# chicken coop



## shawnhunts1 (Sep 8, 2009)

I want to get a couple layers this spring but need a coop,anyone have any coop ideas or know of any for sale? I have seen some coops for sale but they are pretty pricey. I am in ogemaw county and I appreciate your help! PM me with info, thanks,shawn


----------



## Big Reds (Oct 14, 2007)

May be a stupid question, but did you see if there are any prints on the net?


----------



## fishenrg (Jan 9, 2008)

http://www.backyardchickens.com/


----------



## 2PawsRiver (Aug 4, 2002)

Where are you located, I have one you are welcome to..


----------



## outdoor junkie (Sep 16, 2003)

I have an old salt-box style shed I was only using for firewood, so I decided yesterday to transform it into a coop for my new chickens. but it seems I have to dismantel it and rebuild it from scratch, bottom too rotton and to many drafts, so I may just ending up building one from scratch. Gotta get a move on they are i nthe garage now for a few weeks until the nightime temps get a little warmer. Good luck.


----------



## shawnhunts1 (Sep 8, 2009)

Thanks for your replys. I have been all over the net there a quite a few plans but.....you gotta pay for them. I just wanted a simple design for 4-8 chickens that is easy to keep clean. I have old sheds too but they are just that old and cold. I will be building one from the ground up I guess if I don't find one to buy. Have any of you insulated your coops?
thanks,
shawn


----------



## outdoor junkie (Sep 16, 2003)

I don't see why you couldn't insulate them same as any other building, just a bit more cost. I thought about doing mine also for these long cold winters.


----------



## Putman Lake Campground (Oct 4, 2010)

shawnhunts1 said:


> I want to get a couple layers this spring but need a coop,anyone have any coop ideas or know of any for sale? I have seen some coops for sale but they are pretty pricey. I am in ogemaw county and I appreciate your help! PM me with info, thanks,shawn


technically, if I recall for layers you need 1.5 sq ft for every bird.

whip up a coop that resembles an out house.
-- -- --
» Given task
In the chicken coop thread:
(a) What county does shawnhunts1 say they are in?
(b) How many chickens should the simple coop design that shawnhunts1 wants hold?
(c) How much space does the Putman Lake Campground post give for each laying bird?

» Given data
-- -- --
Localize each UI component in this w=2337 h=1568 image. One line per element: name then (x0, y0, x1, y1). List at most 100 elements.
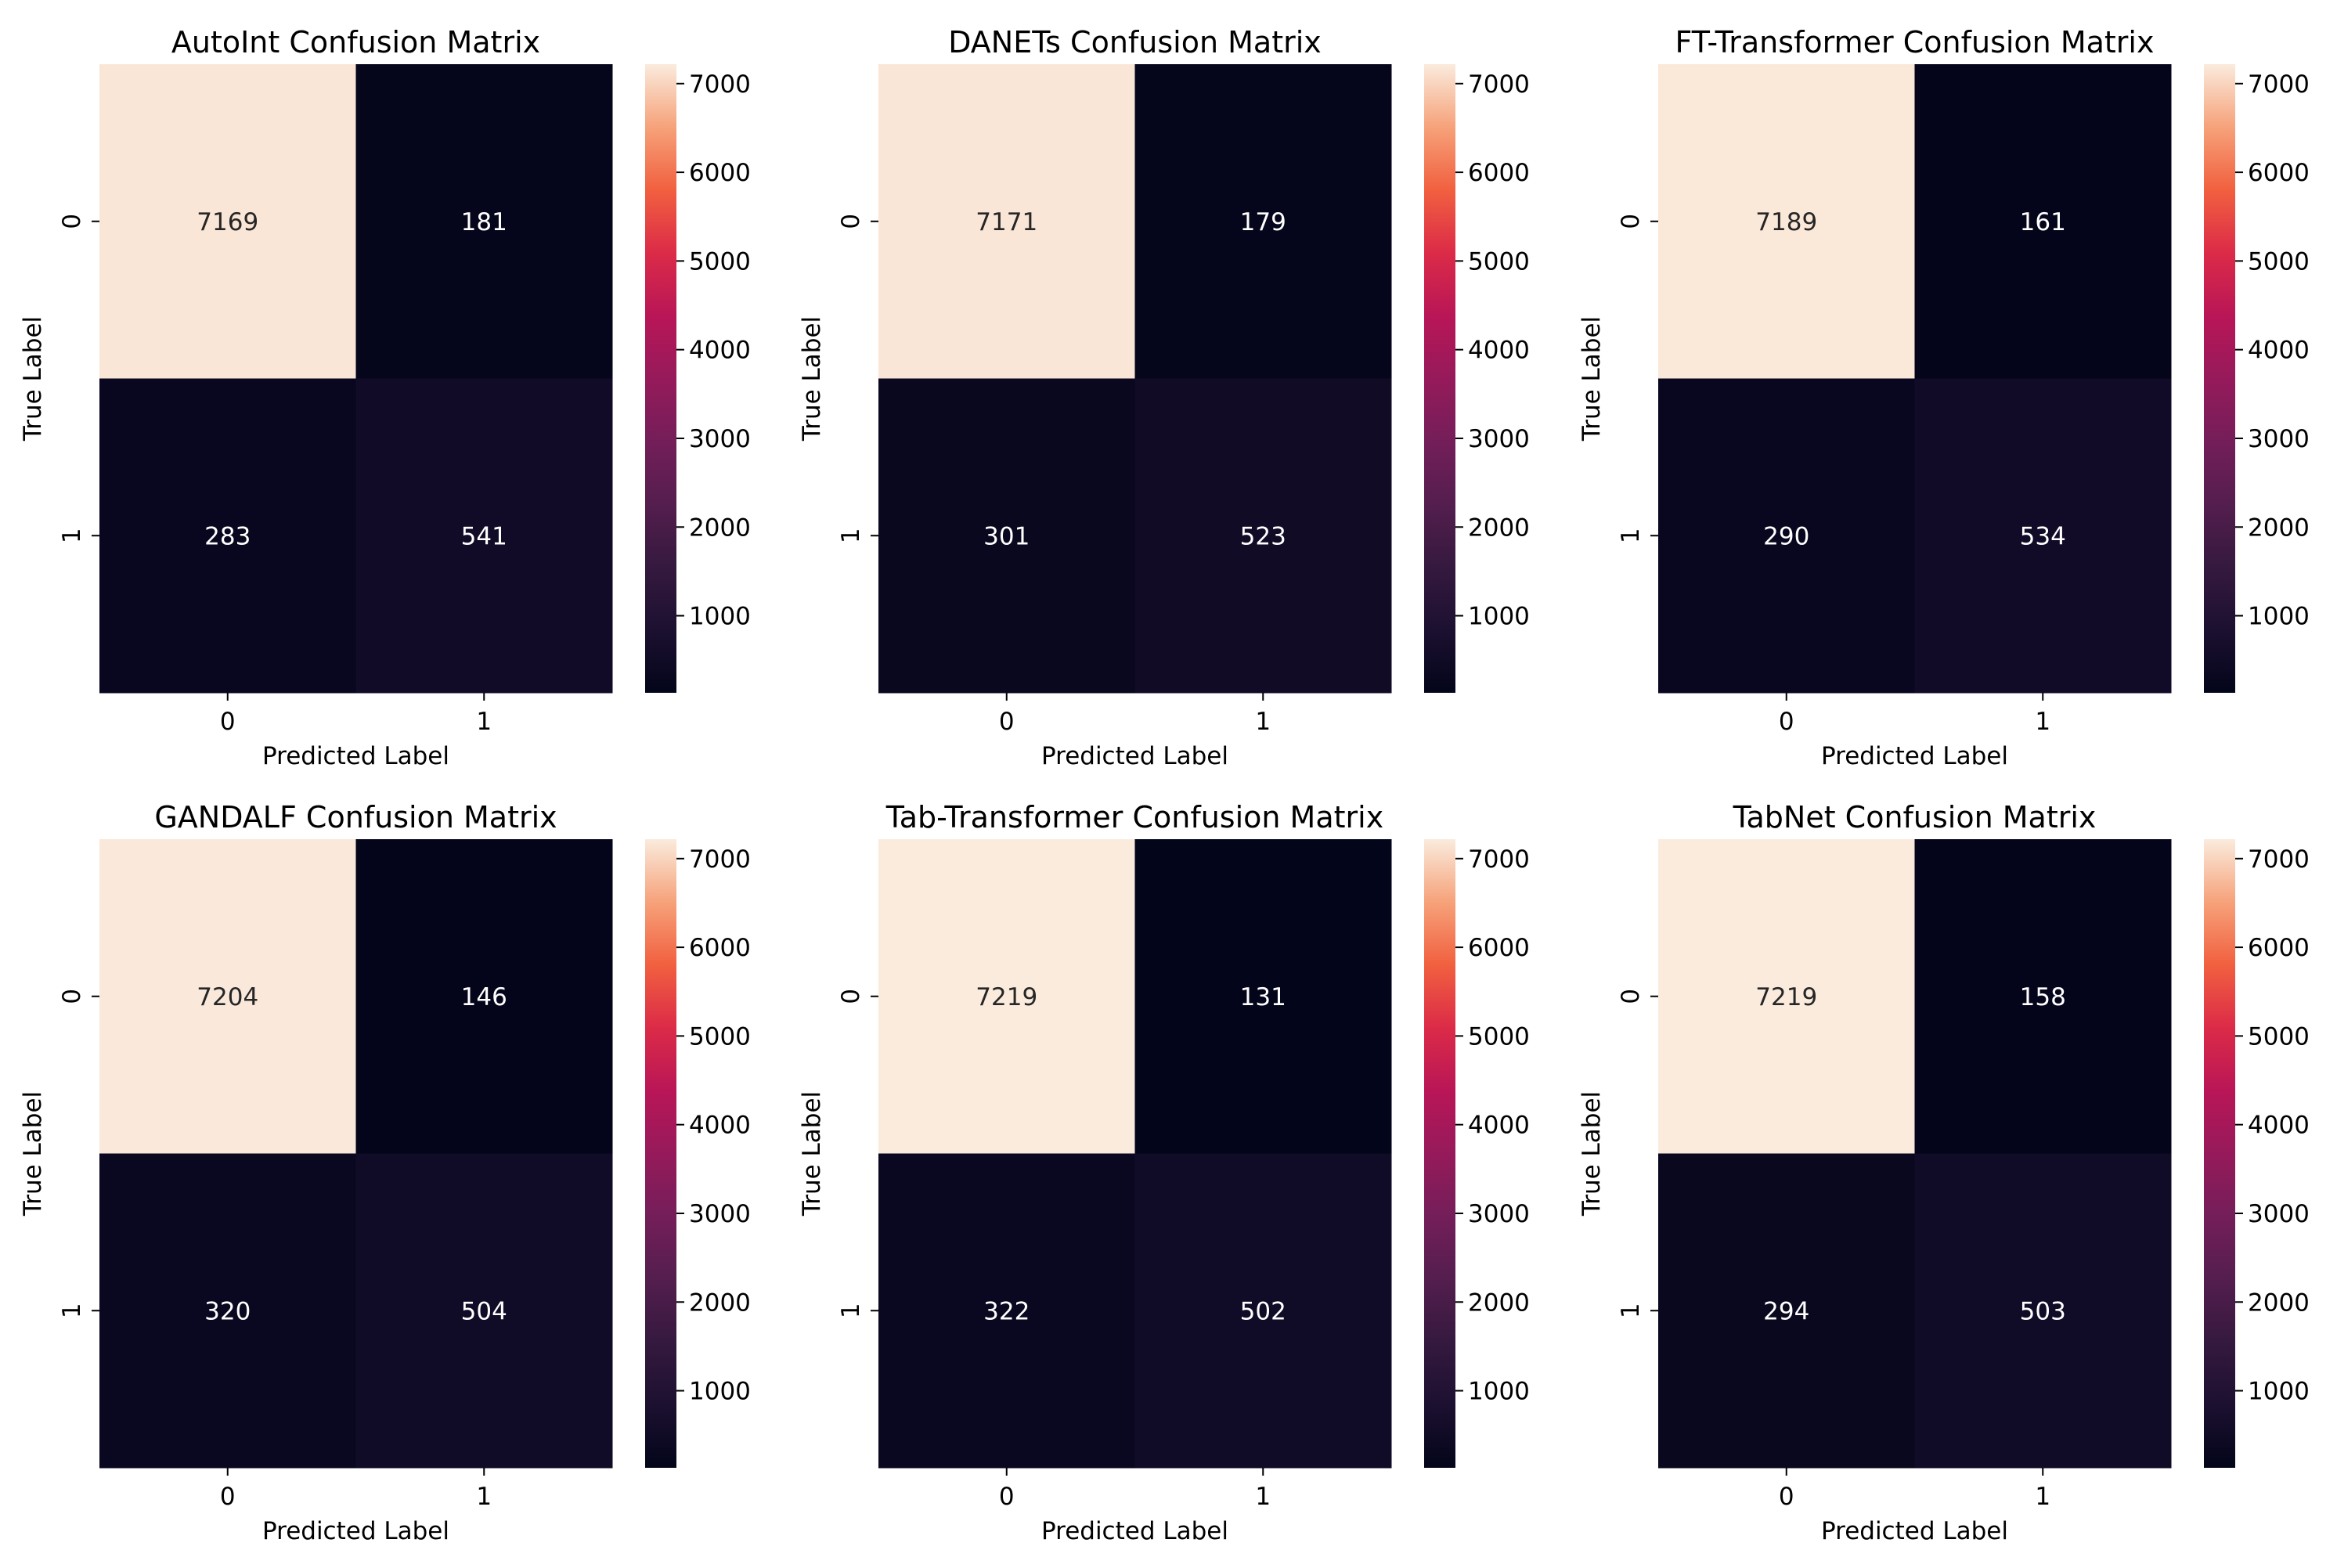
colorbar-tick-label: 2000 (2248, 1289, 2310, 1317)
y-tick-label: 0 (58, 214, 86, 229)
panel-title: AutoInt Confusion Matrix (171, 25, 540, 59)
-- -- --
» Finished task
(a) Ogemaw County
(b) 4 to 8 chickens
(c) 1.5 square feet per bird